» **REQUEST**
Return a copy of every line in the records that includes the word "heading".

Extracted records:
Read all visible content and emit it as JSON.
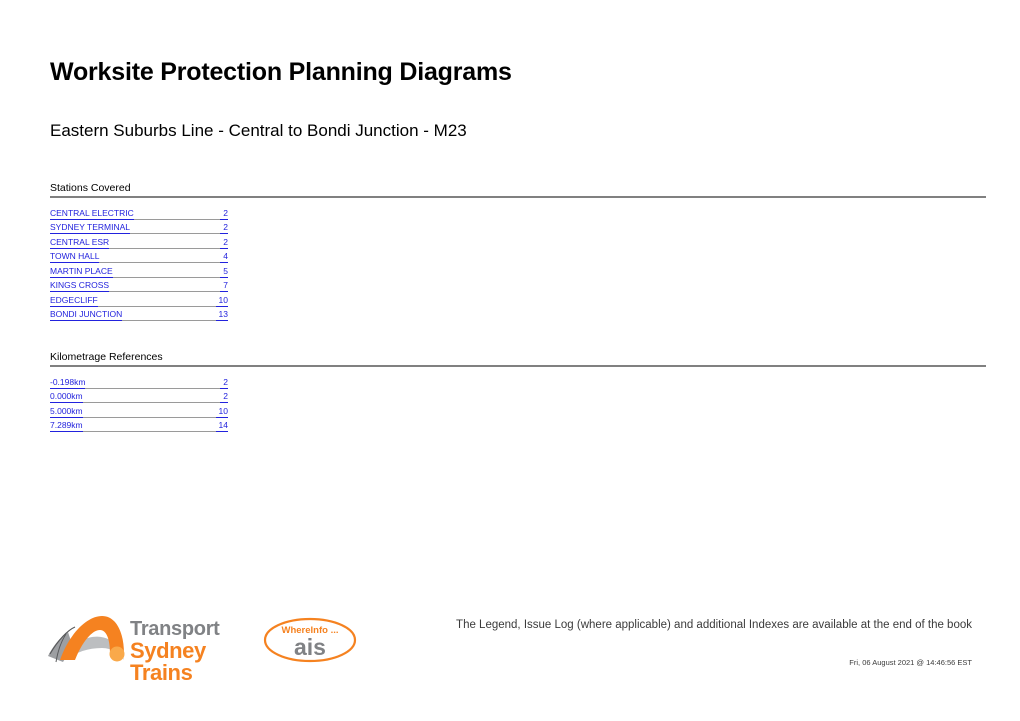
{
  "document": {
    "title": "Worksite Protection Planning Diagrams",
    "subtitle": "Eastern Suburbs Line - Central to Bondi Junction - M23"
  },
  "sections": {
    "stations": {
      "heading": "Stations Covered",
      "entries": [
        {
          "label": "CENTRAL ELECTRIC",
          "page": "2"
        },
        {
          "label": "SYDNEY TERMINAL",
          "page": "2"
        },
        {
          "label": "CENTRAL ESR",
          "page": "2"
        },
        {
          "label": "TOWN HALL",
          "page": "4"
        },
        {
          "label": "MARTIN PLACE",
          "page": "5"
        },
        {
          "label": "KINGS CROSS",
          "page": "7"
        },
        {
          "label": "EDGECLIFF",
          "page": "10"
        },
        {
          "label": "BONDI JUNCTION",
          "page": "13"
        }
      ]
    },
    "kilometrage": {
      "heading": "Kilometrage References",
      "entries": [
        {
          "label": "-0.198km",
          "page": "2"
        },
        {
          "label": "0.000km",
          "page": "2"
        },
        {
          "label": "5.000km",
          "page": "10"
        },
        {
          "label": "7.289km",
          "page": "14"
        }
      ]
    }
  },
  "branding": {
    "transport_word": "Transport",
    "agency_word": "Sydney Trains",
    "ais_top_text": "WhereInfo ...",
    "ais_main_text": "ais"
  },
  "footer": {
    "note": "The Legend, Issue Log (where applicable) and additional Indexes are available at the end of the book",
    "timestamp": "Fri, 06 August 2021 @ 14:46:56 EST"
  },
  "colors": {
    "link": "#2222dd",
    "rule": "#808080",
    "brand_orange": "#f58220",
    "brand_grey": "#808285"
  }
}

» **FINAL RESULT**
      "heading": "Stations Covered",
      "heading": "Kilometrage References",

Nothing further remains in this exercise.